→ **EXERCISE BRIEF**:
Copy out every line of the records where the string "fill" occurs.

━━━━━━━━━━━━━━━━━━━━

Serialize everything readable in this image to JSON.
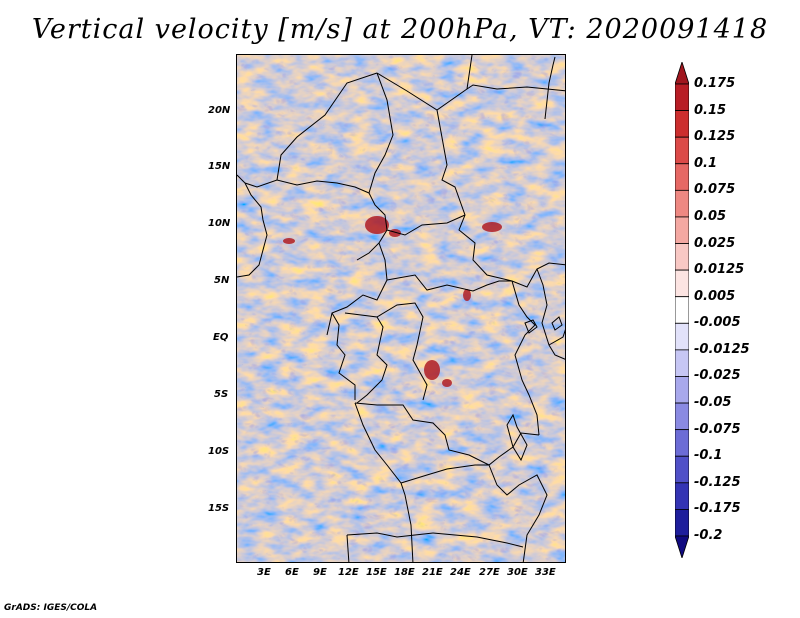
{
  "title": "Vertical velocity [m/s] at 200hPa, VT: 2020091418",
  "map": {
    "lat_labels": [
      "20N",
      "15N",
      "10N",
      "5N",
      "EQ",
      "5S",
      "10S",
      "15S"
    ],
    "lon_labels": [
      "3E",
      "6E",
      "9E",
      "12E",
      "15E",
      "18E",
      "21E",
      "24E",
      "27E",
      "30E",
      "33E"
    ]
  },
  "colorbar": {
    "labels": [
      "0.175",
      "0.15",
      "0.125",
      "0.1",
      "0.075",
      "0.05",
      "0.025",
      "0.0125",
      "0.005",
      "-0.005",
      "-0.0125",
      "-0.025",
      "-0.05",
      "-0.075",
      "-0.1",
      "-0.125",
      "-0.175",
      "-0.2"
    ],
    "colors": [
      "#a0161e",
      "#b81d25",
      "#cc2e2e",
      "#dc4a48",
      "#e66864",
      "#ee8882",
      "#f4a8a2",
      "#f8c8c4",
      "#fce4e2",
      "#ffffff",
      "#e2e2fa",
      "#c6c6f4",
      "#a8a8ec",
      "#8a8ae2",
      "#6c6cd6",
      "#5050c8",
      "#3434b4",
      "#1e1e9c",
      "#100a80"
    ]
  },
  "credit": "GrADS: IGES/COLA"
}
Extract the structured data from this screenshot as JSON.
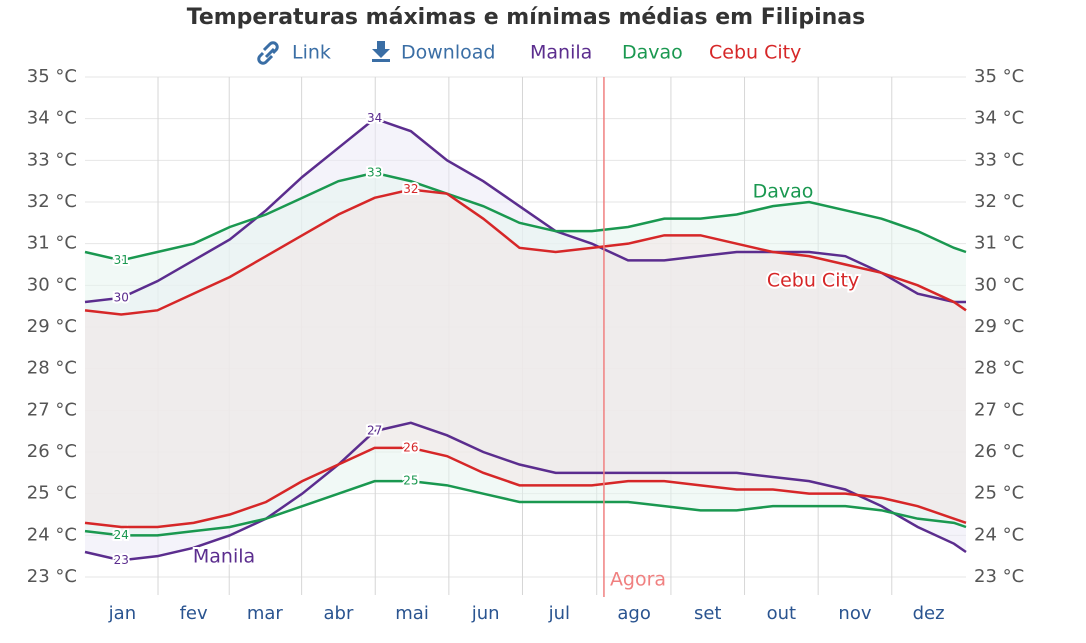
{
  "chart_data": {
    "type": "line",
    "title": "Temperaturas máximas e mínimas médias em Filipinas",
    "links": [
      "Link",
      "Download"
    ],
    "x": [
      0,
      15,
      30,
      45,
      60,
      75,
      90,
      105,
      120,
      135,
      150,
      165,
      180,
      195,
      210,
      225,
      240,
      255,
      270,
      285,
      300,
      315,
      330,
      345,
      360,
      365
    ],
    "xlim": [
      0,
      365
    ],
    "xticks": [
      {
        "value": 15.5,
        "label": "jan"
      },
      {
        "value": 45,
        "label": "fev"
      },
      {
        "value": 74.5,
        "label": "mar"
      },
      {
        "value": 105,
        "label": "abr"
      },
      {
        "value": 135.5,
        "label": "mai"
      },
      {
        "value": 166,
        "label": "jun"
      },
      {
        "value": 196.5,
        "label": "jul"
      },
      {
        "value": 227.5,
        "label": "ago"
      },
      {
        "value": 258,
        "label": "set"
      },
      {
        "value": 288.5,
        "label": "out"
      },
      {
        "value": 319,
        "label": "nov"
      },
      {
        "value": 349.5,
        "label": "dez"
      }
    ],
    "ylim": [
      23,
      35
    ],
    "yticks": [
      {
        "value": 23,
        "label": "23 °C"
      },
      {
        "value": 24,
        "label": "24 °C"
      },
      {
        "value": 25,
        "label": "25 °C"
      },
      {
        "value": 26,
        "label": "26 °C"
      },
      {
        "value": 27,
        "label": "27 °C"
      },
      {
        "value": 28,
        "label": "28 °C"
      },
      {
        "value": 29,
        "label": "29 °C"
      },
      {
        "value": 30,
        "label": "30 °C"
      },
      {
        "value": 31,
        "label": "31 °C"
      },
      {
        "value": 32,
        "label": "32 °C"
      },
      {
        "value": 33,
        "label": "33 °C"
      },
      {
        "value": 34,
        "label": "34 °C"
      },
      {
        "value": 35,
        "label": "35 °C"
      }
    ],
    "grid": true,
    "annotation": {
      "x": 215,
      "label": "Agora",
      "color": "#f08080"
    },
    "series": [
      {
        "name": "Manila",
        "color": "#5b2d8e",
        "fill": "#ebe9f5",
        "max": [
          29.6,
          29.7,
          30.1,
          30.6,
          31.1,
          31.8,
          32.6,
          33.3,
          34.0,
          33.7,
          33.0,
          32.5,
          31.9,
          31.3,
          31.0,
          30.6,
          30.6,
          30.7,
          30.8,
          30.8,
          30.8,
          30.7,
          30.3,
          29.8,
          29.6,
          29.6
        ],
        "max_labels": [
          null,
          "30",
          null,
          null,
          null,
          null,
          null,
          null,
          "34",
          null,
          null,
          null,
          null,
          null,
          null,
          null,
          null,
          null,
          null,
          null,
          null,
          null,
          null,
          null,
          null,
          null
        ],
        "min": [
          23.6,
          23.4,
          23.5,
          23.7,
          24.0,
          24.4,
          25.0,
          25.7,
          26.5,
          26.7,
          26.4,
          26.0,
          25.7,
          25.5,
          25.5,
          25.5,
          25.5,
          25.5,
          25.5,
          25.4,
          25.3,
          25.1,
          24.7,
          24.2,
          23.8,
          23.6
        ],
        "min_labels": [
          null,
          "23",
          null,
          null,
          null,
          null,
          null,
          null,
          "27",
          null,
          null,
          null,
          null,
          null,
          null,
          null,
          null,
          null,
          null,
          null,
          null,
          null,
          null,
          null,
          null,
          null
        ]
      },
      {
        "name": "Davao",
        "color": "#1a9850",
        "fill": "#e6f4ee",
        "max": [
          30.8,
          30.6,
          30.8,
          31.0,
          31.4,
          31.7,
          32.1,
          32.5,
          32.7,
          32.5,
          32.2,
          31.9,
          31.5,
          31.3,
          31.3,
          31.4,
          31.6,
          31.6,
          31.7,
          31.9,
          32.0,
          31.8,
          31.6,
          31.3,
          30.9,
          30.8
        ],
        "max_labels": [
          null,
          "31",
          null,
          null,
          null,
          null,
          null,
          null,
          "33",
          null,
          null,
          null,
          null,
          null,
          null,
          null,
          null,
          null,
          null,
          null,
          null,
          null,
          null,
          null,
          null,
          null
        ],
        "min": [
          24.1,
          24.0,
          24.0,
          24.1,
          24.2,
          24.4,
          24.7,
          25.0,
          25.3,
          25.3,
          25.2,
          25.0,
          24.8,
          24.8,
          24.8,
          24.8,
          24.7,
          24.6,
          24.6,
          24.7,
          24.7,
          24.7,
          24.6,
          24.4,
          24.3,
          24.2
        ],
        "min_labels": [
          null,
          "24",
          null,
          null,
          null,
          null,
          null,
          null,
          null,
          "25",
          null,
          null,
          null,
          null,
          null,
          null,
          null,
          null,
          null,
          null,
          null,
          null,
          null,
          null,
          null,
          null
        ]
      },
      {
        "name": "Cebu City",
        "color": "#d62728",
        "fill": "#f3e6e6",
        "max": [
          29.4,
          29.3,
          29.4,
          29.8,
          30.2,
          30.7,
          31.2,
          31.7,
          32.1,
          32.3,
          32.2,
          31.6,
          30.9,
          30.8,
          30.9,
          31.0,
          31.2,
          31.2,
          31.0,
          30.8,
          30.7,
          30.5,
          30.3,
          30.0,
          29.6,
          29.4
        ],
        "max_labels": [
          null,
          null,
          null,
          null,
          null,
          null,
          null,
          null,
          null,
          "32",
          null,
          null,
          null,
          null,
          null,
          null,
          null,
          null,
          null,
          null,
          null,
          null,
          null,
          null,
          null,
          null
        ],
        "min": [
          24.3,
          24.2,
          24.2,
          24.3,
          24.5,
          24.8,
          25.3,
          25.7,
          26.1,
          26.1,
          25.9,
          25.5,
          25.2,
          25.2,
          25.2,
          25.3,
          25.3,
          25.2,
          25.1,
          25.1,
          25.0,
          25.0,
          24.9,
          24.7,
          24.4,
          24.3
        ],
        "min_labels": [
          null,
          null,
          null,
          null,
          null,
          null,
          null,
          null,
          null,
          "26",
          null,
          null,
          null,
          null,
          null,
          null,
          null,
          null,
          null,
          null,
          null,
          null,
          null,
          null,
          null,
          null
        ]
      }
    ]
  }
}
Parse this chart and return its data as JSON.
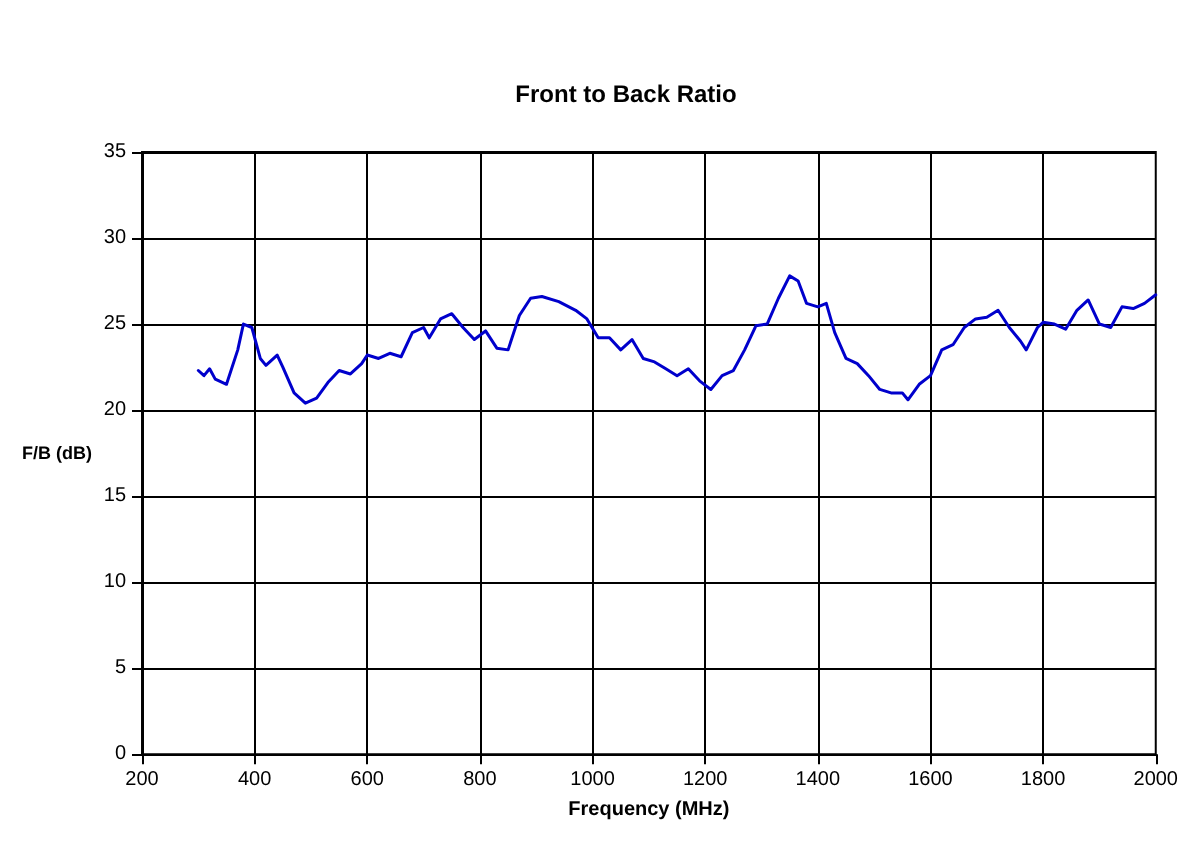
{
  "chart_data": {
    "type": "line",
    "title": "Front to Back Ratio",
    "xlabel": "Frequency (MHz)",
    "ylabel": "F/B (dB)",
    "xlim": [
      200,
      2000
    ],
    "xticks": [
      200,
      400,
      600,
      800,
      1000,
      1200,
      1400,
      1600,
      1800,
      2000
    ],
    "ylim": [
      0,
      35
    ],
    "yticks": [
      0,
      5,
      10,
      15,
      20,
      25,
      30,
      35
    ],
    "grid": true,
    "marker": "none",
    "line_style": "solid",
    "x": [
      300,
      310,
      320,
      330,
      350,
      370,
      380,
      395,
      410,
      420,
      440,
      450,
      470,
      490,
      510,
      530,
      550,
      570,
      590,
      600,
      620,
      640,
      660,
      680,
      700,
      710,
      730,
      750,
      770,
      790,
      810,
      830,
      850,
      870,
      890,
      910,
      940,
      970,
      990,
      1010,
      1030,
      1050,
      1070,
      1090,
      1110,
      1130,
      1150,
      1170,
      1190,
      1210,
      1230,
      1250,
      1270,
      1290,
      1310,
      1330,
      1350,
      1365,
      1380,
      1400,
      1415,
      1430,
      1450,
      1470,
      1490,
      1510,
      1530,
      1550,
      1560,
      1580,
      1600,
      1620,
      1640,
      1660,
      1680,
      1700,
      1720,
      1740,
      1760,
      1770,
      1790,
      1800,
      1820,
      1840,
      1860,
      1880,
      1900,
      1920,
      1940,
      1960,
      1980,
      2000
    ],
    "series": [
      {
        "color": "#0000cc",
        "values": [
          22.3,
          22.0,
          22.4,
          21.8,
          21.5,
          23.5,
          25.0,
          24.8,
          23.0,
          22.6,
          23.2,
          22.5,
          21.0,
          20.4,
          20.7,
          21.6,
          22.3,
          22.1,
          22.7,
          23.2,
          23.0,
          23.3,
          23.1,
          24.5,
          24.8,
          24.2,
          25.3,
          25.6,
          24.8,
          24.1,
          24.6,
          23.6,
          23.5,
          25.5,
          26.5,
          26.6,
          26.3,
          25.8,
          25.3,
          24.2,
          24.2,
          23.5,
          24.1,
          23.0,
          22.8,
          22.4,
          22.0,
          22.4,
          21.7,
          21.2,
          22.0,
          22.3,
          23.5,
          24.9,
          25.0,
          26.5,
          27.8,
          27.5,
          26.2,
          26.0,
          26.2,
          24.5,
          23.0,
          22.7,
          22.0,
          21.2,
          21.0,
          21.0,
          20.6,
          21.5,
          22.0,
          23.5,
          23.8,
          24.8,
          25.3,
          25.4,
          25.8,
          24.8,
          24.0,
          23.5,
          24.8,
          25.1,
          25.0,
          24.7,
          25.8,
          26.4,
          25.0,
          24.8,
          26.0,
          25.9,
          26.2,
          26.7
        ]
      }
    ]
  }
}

━━━━━━━━━━━━━━━━━━━━

→ **OUTPUT FOR THIS EXERCISE**:
        "fill": "#ebe9f5",
        "fill": "#e6f4ee",
        "fill": "#f3e6e6",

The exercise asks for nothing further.